(WORK TO COMPLETE) Edit the items below so that every "Карточка товара" becomes "Страница товара", keeping everything else unchanged.
[START PROVIDED INFORMATION]
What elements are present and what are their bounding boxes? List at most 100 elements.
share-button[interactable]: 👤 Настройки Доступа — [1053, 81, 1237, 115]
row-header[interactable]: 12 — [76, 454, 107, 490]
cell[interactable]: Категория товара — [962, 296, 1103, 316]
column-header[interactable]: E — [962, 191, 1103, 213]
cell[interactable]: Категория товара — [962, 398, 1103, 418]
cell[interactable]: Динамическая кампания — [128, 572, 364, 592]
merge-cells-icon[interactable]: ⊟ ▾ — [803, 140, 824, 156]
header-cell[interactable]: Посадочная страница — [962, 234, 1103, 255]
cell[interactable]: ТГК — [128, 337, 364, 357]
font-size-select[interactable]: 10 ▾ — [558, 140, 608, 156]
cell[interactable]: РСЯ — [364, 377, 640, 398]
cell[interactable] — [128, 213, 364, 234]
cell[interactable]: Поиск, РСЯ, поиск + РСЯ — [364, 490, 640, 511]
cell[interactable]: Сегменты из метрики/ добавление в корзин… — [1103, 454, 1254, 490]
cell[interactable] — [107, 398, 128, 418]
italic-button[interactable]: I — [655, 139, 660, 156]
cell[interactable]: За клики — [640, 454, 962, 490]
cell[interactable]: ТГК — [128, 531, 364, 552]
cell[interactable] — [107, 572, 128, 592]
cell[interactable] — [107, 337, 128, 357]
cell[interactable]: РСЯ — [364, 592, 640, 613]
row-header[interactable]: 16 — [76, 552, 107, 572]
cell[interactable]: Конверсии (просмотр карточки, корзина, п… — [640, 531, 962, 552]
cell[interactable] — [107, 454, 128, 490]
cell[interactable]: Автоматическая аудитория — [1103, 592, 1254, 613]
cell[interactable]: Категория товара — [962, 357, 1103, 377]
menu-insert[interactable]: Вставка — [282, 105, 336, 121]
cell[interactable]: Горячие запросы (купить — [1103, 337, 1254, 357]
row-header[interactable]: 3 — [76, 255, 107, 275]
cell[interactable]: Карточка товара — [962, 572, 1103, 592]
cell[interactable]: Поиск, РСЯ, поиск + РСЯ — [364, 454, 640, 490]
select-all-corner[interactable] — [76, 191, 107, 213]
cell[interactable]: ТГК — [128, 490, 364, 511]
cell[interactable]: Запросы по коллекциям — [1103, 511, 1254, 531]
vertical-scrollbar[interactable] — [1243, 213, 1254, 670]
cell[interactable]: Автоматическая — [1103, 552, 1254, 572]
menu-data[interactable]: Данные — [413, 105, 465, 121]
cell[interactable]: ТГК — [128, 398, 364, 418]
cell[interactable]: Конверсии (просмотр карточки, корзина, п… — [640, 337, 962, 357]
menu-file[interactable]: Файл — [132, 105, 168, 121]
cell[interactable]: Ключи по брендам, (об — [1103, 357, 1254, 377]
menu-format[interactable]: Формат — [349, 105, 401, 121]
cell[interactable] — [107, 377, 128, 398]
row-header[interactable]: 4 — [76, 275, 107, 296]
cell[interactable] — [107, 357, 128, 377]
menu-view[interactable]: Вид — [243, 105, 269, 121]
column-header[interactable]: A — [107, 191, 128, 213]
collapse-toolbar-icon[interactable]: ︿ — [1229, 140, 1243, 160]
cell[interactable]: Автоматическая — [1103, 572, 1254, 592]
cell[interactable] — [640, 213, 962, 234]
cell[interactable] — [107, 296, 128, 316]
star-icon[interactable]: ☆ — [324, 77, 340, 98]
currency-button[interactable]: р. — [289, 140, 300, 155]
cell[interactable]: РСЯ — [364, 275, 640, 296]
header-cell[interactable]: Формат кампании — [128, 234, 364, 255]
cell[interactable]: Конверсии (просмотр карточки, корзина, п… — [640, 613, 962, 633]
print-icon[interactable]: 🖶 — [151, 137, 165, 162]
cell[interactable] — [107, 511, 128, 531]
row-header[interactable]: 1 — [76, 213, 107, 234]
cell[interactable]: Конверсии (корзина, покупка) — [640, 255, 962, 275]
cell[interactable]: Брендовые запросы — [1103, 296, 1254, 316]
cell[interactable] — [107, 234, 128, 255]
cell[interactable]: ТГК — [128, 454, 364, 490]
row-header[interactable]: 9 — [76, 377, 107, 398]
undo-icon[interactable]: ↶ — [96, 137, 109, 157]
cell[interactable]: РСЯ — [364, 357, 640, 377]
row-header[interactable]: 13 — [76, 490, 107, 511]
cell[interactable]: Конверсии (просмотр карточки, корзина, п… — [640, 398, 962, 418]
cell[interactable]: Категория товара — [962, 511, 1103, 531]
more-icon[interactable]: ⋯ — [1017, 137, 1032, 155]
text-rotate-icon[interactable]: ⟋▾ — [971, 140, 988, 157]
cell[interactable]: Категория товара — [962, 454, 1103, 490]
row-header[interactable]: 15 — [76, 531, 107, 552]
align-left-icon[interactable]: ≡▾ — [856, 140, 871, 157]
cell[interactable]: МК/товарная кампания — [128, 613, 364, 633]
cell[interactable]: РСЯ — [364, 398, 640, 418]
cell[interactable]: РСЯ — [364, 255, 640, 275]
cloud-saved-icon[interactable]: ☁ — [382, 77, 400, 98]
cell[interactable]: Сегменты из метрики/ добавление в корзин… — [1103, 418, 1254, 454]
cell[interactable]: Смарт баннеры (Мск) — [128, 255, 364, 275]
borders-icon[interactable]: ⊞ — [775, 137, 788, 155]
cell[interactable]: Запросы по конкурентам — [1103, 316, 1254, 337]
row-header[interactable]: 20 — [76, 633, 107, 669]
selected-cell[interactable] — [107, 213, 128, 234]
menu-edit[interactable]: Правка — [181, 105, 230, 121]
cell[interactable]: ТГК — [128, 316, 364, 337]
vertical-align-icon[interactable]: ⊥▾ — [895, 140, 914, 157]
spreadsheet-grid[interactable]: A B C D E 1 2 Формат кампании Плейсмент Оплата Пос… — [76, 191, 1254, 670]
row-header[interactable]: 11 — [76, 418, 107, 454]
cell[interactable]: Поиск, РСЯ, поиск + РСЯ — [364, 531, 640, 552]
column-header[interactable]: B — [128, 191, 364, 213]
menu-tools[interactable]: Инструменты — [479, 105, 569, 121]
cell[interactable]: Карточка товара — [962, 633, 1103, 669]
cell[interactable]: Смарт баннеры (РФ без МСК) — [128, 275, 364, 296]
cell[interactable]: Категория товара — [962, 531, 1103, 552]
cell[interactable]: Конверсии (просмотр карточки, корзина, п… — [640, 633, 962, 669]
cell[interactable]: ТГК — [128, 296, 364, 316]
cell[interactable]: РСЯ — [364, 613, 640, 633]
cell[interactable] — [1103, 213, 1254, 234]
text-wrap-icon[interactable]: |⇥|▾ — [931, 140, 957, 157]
[END PROVIDED INFORMATION]
(FULL SOLUTION)
What elements are present and what are their bounding boxes? List at most 100 elements.
share-button[interactable]: 👤 Настройки Доступа — [1053, 81, 1237, 115]
row-header[interactable]: 12 — [76, 454, 107, 490]
cell[interactable]: Категория товара — [962, 296, 1103, 316]
column-header[interactable]: E — [962, 191, 1103, 213]
cell[interactable]: Категория товара — [962, 398, 1103, 418]
cell[interactable]: Динамическая кампания — [128, 572, 364, 592]
merge-cells-icon[interactable]: ⊟ ▾ — [803, 140, 824, 156]
header-cell[interactable]: Посадочная страница — [962, 234, 1103, 255]
cell[interactable]: ТГК — [128, 337, 364, 357]
font-size-select[interactable]: 10 ▾ — [558, 140, 608, 156]
cell[interactable]: РСЯ — [364, 377, 640, 398]
cell[interactable] — [128, 213, 364, 234]
cell[interactable]: Поиск, РСЯ, поиск + РСЯ — [364, 490, 640, 511]
cell[interactable]: Сегменты из метрики/ добавление в корзин… — [1103, 454, 1254, 490]
cell[interactable] — [107, 398, 128, 418]
italic-button[interactable]: I — [655, 139, 660, 156]
cell[interactable]: За клики — [640, 454, 962, 490]
cell[interactable]: ТГК — [128, 531, 364, 552]
cell[interactable] — [107, 572, 128, 592]
cell[interactable] — [107, 337, 128, 357]
cell[interactable]: РСЯ — [364, 592, 640, 613]
row-header[interactable]: 16 — [76, 552, 107, 572]
cell[interactable]: Конверсии (просмотр карточки, корзина, п… — [640, 531, 962, 552]
cell[interactable] — [107, 454, 128, 490]
cell[interactable]: Автоматическая аудитория — [1103, 592, 1254, 613]
cell[interactable]: Категория товара — [962, 357, 1103, 377]
menu-insert[interactable]: Вставка — [282, 105, 336, 121]
cell[interactable]: Горячие запросы (купить — [1103, 337, 1254, 357]
row-header[interactable]: 3 — [76, 255, 107, 275]
cell[interactable]: Страница товара — [962, 572, 1103, 592]
cell[interactable]: Поиск, РСЯ, поиск + РСЯ — [364, 454, 640, 490]
select-all-corner[interactable] — [76, 191, 107, 213]
cell[interactable]: ТГК — [128, 490, 364, 511]
cell[interactable]: Запросы по коллекциям — [1103, 511, 1254, 531]
vertical-scrollbar[interactable] — [1243, 213, 1254, 670]
cell[interactable]: Автоматическая — [1103, 552, 1254, 572]
menu-data[interactable]: Данные — [413, 105, 465, 121]
cell[interactable]: ТГК — [128, 398, 364, 418]
cell[interactable]: Конверсии (просмотр карточки, корзина, п… — [640, 337, 962, 357]
menu-file[interactable]: Файл — [132, 105, 168, 121]
cell[interactable]: Ключи по брендам, (об — [1103, 357, 1254, 377]
menu-format[interactable]: Формат — [349, 105, 401, 121]
cell[interactable] — [107, 377, 128, 398]
row-header[interactable]: 4 — [76, 275, 107, 296]
cell[interactable] — [107, 357, 128, 377]
menu-view[interactable]: Вид — [243, 105, 269, 121]
column-header[interactable]: A — [107, 191, 128, 213]
collapse-toolbar-icon[interactable]: ︿ — [1229, 140, 1243, 160]
cell[interactable]: Автоматическая — [1103, 572, 1254, 592]
cell[interactable] — [640, 213, 962, 234]
cell[interactable] — [107, 296, 128, 316]
star-icon[interactable]: ☆ — [324, 77, 340, 98]
currency-button[interactable]: р. — [289, 140, 300, 155]
cell[interactable]: РСЯ — [364, 275, 640, 296]
header-cell[interactable]: Формат кампании — [128, 234, 364, 255]
cell[interactable]: Конверсии (просмотр карточки, корзина, п… — [640, 613, 962, 633]
print-icon[interactable]: 🖶 — [151, 137, 165, 162]
cell[interactable] — [107, 511, 128, 531]
row-header[interactable]: 1 — [76, 213, 107, 234]
cell[interactable]: Конверсии (корзина, покупка) — [640, 255, 962, 275]
cell[interactable]: Брендовые запросы — [1103, 296, 1254, 316]
cell[interactable] — [107, 234, 128, 255]
cell[interactable]: ТГК — [128, 454, 364, 490]
row-header[interactable]: 9 — [76, 377, 107, 398]
undo-icon[interactable]: ↶ — [96, 137, 109, 157]
cell[interactable]: РСЯ — [364, 357, 640, 377]
row-header[interactable]: 13 — [76, 490, 107, 511]
cell[interactable]: Конверсии (просмотр карточки, корзина, п… — [640, 398, 962, 418]
cell[interactable]: Категория товара — [962, 511, 1103, 531]
more-icon[interactable]: ⋯ — [1017, 137, 1032, 155]
text-rotate-icon[interactable]: ⟋▾ — [971, 140, 988, 157]
cell[interactable]: Категория товара — [962, 454, 1103, 490]
row-header[interactable]: 15 — [76, 531, 107, 552]
align-left-icon[interactable]: ≡▾ — [856, 140, 871, 157]
cell[interactable]: МК/товарная кампания — [128, 613, 364, 633]
cell[interactable]: РСЯ — [364, 398, 640, 418]
cell[interactable]: РСЯ — [364, 255, 640, 275]
cloud-saved-icon[interactable]: ☁ — [382, 77, 400, 98]
cell[interactable]: Сегменты из метрики/ добавление в корзин… — [1103, 418, 1254, 454]
cell[interactable]: Смарт баннеры (Мск) — [128, 255, 364, 275]
borders-icon[interactable]: ⊞ — [775, 137, 788, 155]
cell[interactable]: Запросы по конкурентам — [1103, 316, 1254, 337]
row-header[interactable]: 20 — [76, 633, 107, 669]
selected-cell[interactable] — [107, 213, 128, 234]
menu-edit[interactable]: Правка — [181, 105, 230, 121]
cell[interactable]: ТГК — [128, 316, 364, 337]
vertical-align-icon[interactable]: ⊥▾ — [895, 140, 914, 157]
spreadsheet-grid[interactable]: A B C D E 1 2 Формат кампании Плейсмент Оплата Пос… — [76, 191, 1254, 670]
row-header[interactable]: 11 — [76, 418, 107, 454]
cell[interactable]: Поиск, РСЯ, поиск + РСЯ — [364, 531, 640, 552]
column-header[interactable]: B — [128, 191, 364, 213]
menu-tools[interactable]: Инструменты — [479, 105, 569, 121]
cell[interactable]: Страница товара — [962, 633, 1103, 669]
cell[interactable]: Смарт баннеры (РФ без МСК) — [128, 275, 364, 296]
cell[interactable]: Категория товара — [962, 531, 1103, 552]
cell[interactable]: Конверсии (просмотр карточки, корзина, п… — [640, 633, 962, 669]
cell[interactable]: ТГК — [128, 296, 364, 316]
cell[interactable]: РСЯ — [364, 613, 640, 633]
cell[interactable] — [1103, 213, 1254, 234]
text-wrap-icon[interactable]: |⇥|▾ — [931, 140, 957, 157]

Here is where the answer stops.